▶ _Exercise_
Your task is to repeat the lines below exactly, excluding any pictures they contain.

Saved data entries:
·····

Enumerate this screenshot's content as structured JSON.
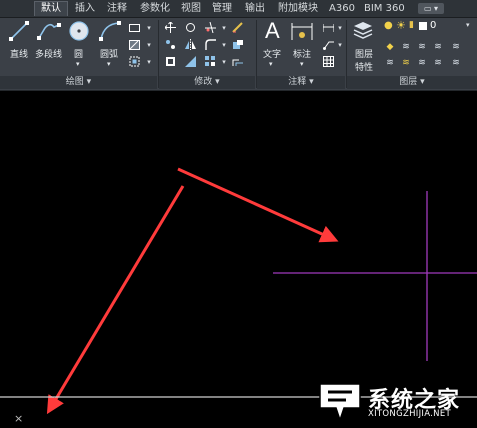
{
  "ribbon": {
    "tabs": [
      {
        "label": "默认",
        "active": true
      },
      {
        "label": "插入"
      },
      {
        "label": "注释"
      },
      {
        "label": "参数化"
      },
      {
        "label": "视图"
      },
      {
        "label": "管理"
      },
      {
        "label": "输出"
      },
      {
        "label": "附加模块"
      },
      {
        "label": "A360"
      },
      {
        "label": "BIM 360"
      }
    ],
    "tab_dropdown": "▭ ▾",
    "draw_panel": {
      "footer": "绘图 ▾",
      "tools": {
        "line": "直线",
        "polyline": "多段线",
        "circle": "圆",
        "arc": "圆弧"
      }
    },
    "modify_panel": {
      "footer": "修改 ▾"
    },
    "annotation_panel": {
      "footer": "注释 ▾",
      "tools": {
        "text": "文字",
        "dimension": "标注"
      }
    },
    "layers_panel": {
      "footer": "图层 ▾",
      "tools": {
        "layer_props_line1": "图层",
        "layer_props_line2": "特性",
        "current_layer": "0"
      }
    }
  },
  "canvas": {
    "background": "#000000",
    "crosshair_color": "#a13bbd",
    "arrow_color": "#ff3b3b",
    "ucs_x_label": "×"
  },
  "watermark": {
    "cn": "系统之家",
    "en": "XITONGZHIJIA.NET"
  }
}
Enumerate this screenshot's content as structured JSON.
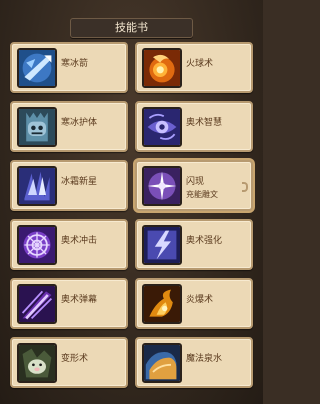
{
  "panel": {
    "title": "技能书"
  },
  "skills": [
    {
      "name": "寒冰箭",
      "icon": "ice-arrow-icon",
      "color": "#3d78c4"
    },
    {
      "name": "火球术",
      "icon": "fireball-icon",
      "color": "#e06a10"
    },
    {
      "name": "寒冰护体",
      "icon": "ice-armor-icon",
      "color": "#5d8fa8"
    },
    {
      "name": "奥术智慧",
      "icon": "arcane-intellect-icon",
      "color": "#6a5fcf"
    },
    {
      "name": "冰霜新星",
      "icon": "frost-nova-icon",
      "color": "#5a5fcf"
    },
    {
      "name": "闪现",
      "sub": "充能雕文",
      "icon": "blink-icon",
      "color": "#7a4fb8"
    },
    {
      "name": "奥术冲击",
      "icon": "arcane-explosion-icon",
      "color": "#7a3fc8"
    },
    {
      "name": "奥术强化",
      "icon": "arcane-power-icon",
      "color": "#4a4ab0"
    },
    {
      "name": "奥术弹幕",
      "icon": "arcane-barrage-icon",
      "color": "#6a2fb0"
    },
    {
      "name": "炎爆术",
      "icon": "pyroblast-icon",
      "color": "#e08a10"
    },
    {
      "name": "变形术",
      "icon": "polymorph-icon",
      "color": "#4a5a3a"
    },
    {
      "name": "魔法泉水",
      "icon": "conjure-water-icon",
      "color": "#3a6aa8"
    }
  ]
}
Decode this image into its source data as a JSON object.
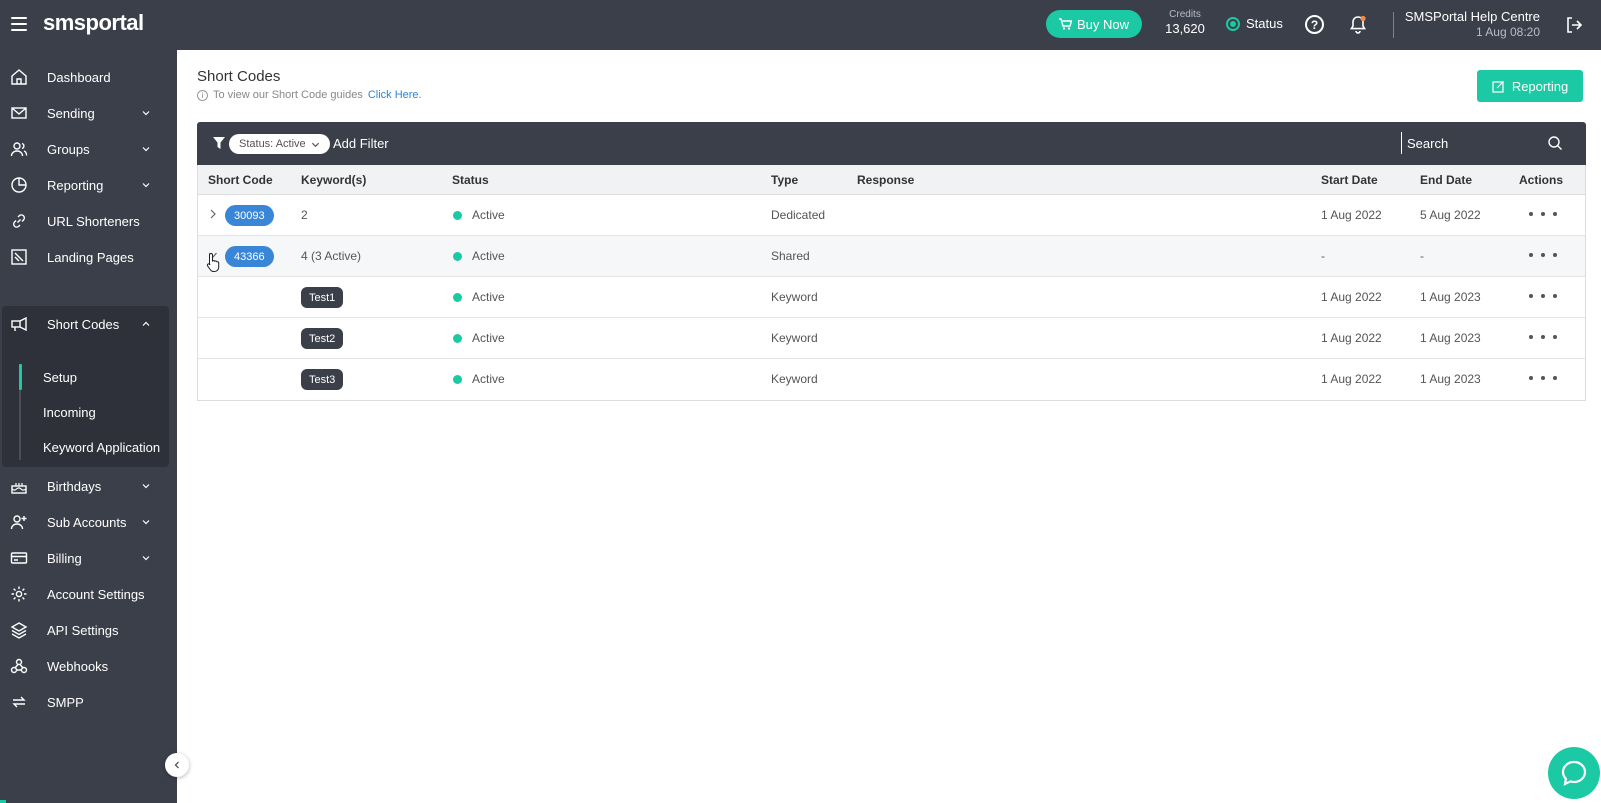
{
  "header": {
    "logo": "smsportal",
    "buy_now": "Buy Now",
    "credits_label": "Credits",
    "credits_value": "13,620",
    "status_label": "Status",
    "help_symbol": "?",
    "user_name": "SMSPortal Help Centre",
    "user_time": "1 Aug 08:20"
  },
  "sidebar": {
    "items": [
      {
        "label": "Dashboard",
        "icon": "home-icon"
      },
      {
        "label": "Sending",
        "icon": "envelope-icon"
      },
      {
        "label": "Groups",
        "icon": "users-icon"
      },
      {
        "label": "Reporting",
        "icon": "pie-chart-icon"
      },
      {
        "label": "URL Shorteners",
        "icon": "link-icon"
      },
      {
        "label": "Landing Pages",
        "icon": "landing-page-icon"
      },
      {
        "label": "Short Codes",
        "icon": "megaphone-icon"
      },
      {
        "label": "Birthdays",
        "icon": "cake-icon"
      },
      {
        "label": "Sub Accounts",
        "icon": "user-plus-icon"
      },
      {
        "label": "Billing",
        "icon": "credit-card-icon"
      },
      {
        "label": "Account Settings",
        "icon": "gear-icon"
      },
      {
        "label": "API Settings",
        "icon": "layers-icon"
      },
      {
        "label": "Webhooks",
        "icon": "webhook-icon"
      },
      {
        "label": "SMPP",
        "icon": "sync-icon"
      }
    ],
    "short_codes_sub": [
      "Setup",
      "Incoming",
      "Keyword Application"
    ]
  },
  "page": {
    "title": "Short Codes",
    "guide_text": "To view our Short Code guides",
    "guide_link": "Click Here.",
    "reporting_button": "Reporting"
  },
  "filter": {
    "chip": "Status: Active",
    "add_filter": "Add Filter",
    "search_placeholder": "Search"
  },
  "table": {
    "columns": [
      "Short Code",
      "Keyword(s)",
      "Status",
      "Type",
      "Response",
      "Start Date",
      "End Date",
      "Actions"
    ],
    "rows": [
      {
        "code": "30093",
        "keywords": "2",
        "status": "Active",
        "type": "Dedicated",
        "response": "",
        "start": "1 Aug 2022",
        "end": "5 Aug 2022"
      },
      {
        "code": "43366",
        "keywords": "4 (3 Active)",
        "status": "Active",
        "type": "Shared",
        "response": "",
        "start": "-",
        "end": "-"
      },
      {
        "keyword": "Test1",
        "status": "Active",
        "type": "Keyword",
        "response": "",
        "start": "1 Aug 2022",
        "end": "1 Aug 2023"
      },
      {
        "keyword": "Test2",
        "status": "Active",
        "type": "Keyword",
        "response": "",
        "start": "1 Aug 2022",
        "end": "1 Aug 2023"
      },
      {
        "keyword": "Test3",
        "status": "Active",
        "type": "Keyword",
        "response": "",
        "start": "1 Aug 2022",
        "end": "1 Aug 2023"
      }
    ]
  },
  "colors": {
    "sidebar_bg": "#3b3f4a",
    "accent": "#1cc9a5",
    "code_pill": "#3a86d6"
  }
}
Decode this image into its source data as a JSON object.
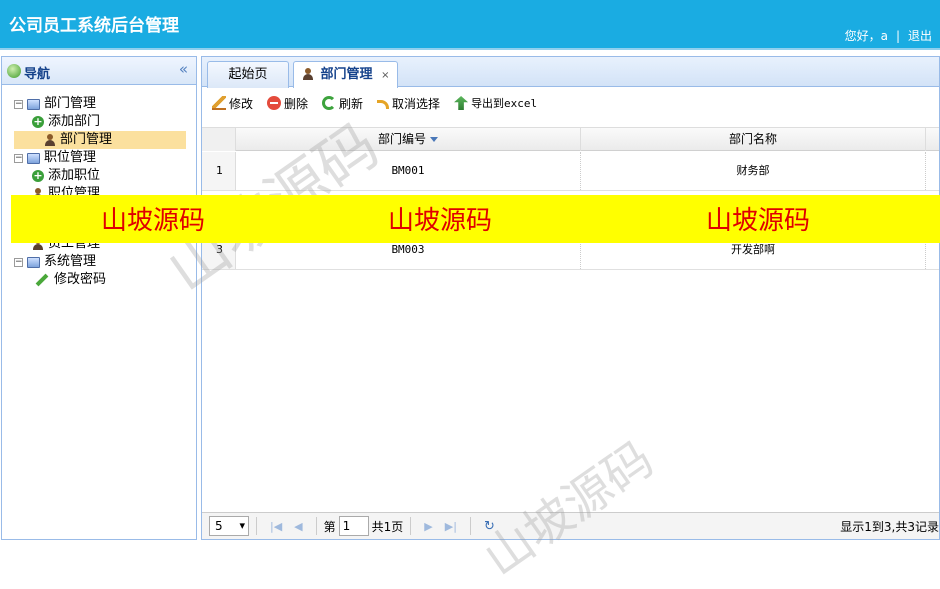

·····

▶ _Result below_
Enumerate this screenshot's content as structured JSON.
{
  "ribbon": {
    "tabs": [
      {
        "label": "默认",
        "active": true
      },
      {
        "label": "插入"
      },
      {
        "label": "注释"
      },
      {
        "label": "参数化"
      },
      {
        "label": "视图"
      },
      {
        "label": "管理"
      },
      {
        "label": "输出"
      },
      {
        "label": "附加模块"
      },
      {
        "label": "A360"
      },
      {
        "label": "BIM 360"
      }
    ],
    "tab_dropdown": "▭ ▾",
    "draw_panel": {
      "footer": "绘图 ▾",
      "tools": {
        "line": "直线",
        "polyline": "多段线",
        "circle": "圆",
        "arc": "圆弧"
      }
    },
    "modify_panel": {
      "footer": "修改 ▾"
    },
    "annotation_panel": {
      "footer": "注释 ▾",
      "tools": {
        "text": "文字",
        "dimension": "标注"
      }
    },
    "layers_panel": {
      "footer": "图层 ▾",
      "tools": {
        "layer_props_line1": "图层",
        "layer_props_line2": "特性",
        "current_layer": "0"
      }
    }
  },
  "canvas": {
    "background": "#000000",
    "crosshair_color": "#a13bbd",
    "arrow_color": "#ff3b3b",
    "ucs_x_label": "×"
  },
  "watermark": {
    "cn": "系统之家",
    "en": "XITONGZHIJIA.NET"
  }
}
Enumerate this screenshot's content as structured JSON.
{
  "panel": {
    "title": "技能书"
  },
  "skills": [
    {
      "name": "寒冰箭",
      "icon": "ice-arrow-icon",
      "color": "#3d78c4"
    },
    {
      "name": "火球术",
      "icon": "fireball-icon",
      "color": "#e06a10"
    },
    {
      "name": "寒冰护体",
      "icon": "ice-armor-icon",
      "color": "#5d8fa8"
    },
    {
      "name": "奥术智慧",
      "icon": "arcane-intellect-icon",
      "color": "#6a5fcf"
    },
    {
      "name": "冰霜新星",
      "icon": "frost-nova-icon",
      "color": "#5a5fcf"
    },
    {
      "name": "闪现",
      "sub": "充能雕文",
      "icon": "blink-icon",
      "color": "#7a4fb8"
    },
    {
      "name": "奥术冲击",
      "icon": "arcane-explosion-icon",
      "color": "#7a3fc8"
    },
    {
      "name": "奥术强化",
      "icon": "arcane-power-icon",
      "color": "#4a4ab0"
    },
    {
      "name": "奥术弹幕",
      "icon": "arcane-barrage-icon",
      "color": "#6a2fb0"
    },
    {
      "name": "炎爆术",
      "icon": "pyroblast-icon",
      "color": "#e08a10"
    },
    {
      "name": "变形术",
      "icon": "polymorph-icon",
      "color": "#4a5a3a"
    },
    {
      "name": "魔法泉水",
      "icon": "conjure-water-icon",
      "color": "#3a6aa8"
    }
  ]
}
Decode this image into its source data as a JSON object.
{
  "header": {
    "logo": "smsportal",
    "buy_now": "Buy Now",
    "credits_label": "Credits",
    "credits_value": "13,620",
    "status_label": "Status",
    "help_symbol": "?",
    "user_name": "SMSPortal Help Centre",
    "user_time": "1 Aug 08:20"
  },
  "sidebar": {
    "items": [
      {
        "label": "Dashboard",
        "icon": "home-icon"
      },
      {
        "label": "Sending",
        "icon": "envelope-icon"
      },
      {
        "label": "Groups",
        "icon": "users-icon"
      },
      {
        "label": "Reporting",
        "icon": "pie-chart-icon"
      },
      {
        "label": "URL Shorteners",
        "icon": "link-icon"
      },
      {
        "label": "Landing Pages",
        "icon": "landing-page-icon"
      },
      {
        "label": "Short Codes",
        "icon": "megaphone-icon"
      },
      {
        "label": "Birthdays",
        "icon": "cake-icon"
      },
      {
        "label": "Sub Accounts",
        "icon": "user-plus-icon"
      },
      {
        "label": "Billing",
        "icon": "credit-card-icon"
      },
      {
        "label": "Account Settings",
        "icon": "gear-icon"
      },
      {
        "label": "API Settings",
        "icon": "layers-icon"
      },
      {
        "label": "Webhooks",
        "icon": "webhook-icon"
      },
      {
        "label": "SMPP",
        "icon": "sync-icon"
      }
    ],
    "short_codes_sub": [
      "Setup",
      "Incoming",
      "Keyword Application"
    ]
  },
  "page": {
    "title": "Short Codes",
    "guide_text": "To view our Short Code guides",
    "guide_link": "Click Here.",
    "reporting_button": "Reporting"
  },
  "filter": {
    "chip": "Status: Active",
    "add_filter": "Add Filter",
    "search_placeholder": "Search"
  },
  "table": {
    "columns": [
      "Short Code",
      "Keyword(s)",
      "Status",
      "Type",
      "Response",
      "Start Date",
      "End Date",
      "Actions"
    ],
    "rows": [
      {
        "code": "30093",
        "keywords": "2",
        "status": "Active",
        "type": "Dedicated",
        "response": "",
        "start": "1 Aug 2022",
        "end": "5 Aug 2022"
      },
      {
        "code": "43366",
        "keywords": "4 (3 Active)",
        "status": "Active",
        "type": "Shared",
        "response": "",
        "start": "-",
        "end": "-"
      },
      {
        "keyword": "Test1",
        "status": "Active",
        "type": "Keyword",
        "response": "",
        "start": "1 Aug 2022",
        "end": "1 Aug 2023"
      },
      {
        "keyword": "Test2",
        "status": "Active",
        "type": "Keyword",
        "response": "",
        "start": "1 Aug 2022",
        "end": "1 Aug 2023"
      },
      {
        "keyword": "Test3",
        "status": "Active",
        "type": "Keyword",
        "response": "",
        "start": "1 Aug 2022",
        "end": "1 Aug 2023"
      }
    ]
  },
  "colors": {
    "sidebar_bg": "#3b3f4a",
    "accent": "#1cc9a5",
    "code_pill": "#3a86d6"
  }
}
Decode this image into its source data as a JSON object.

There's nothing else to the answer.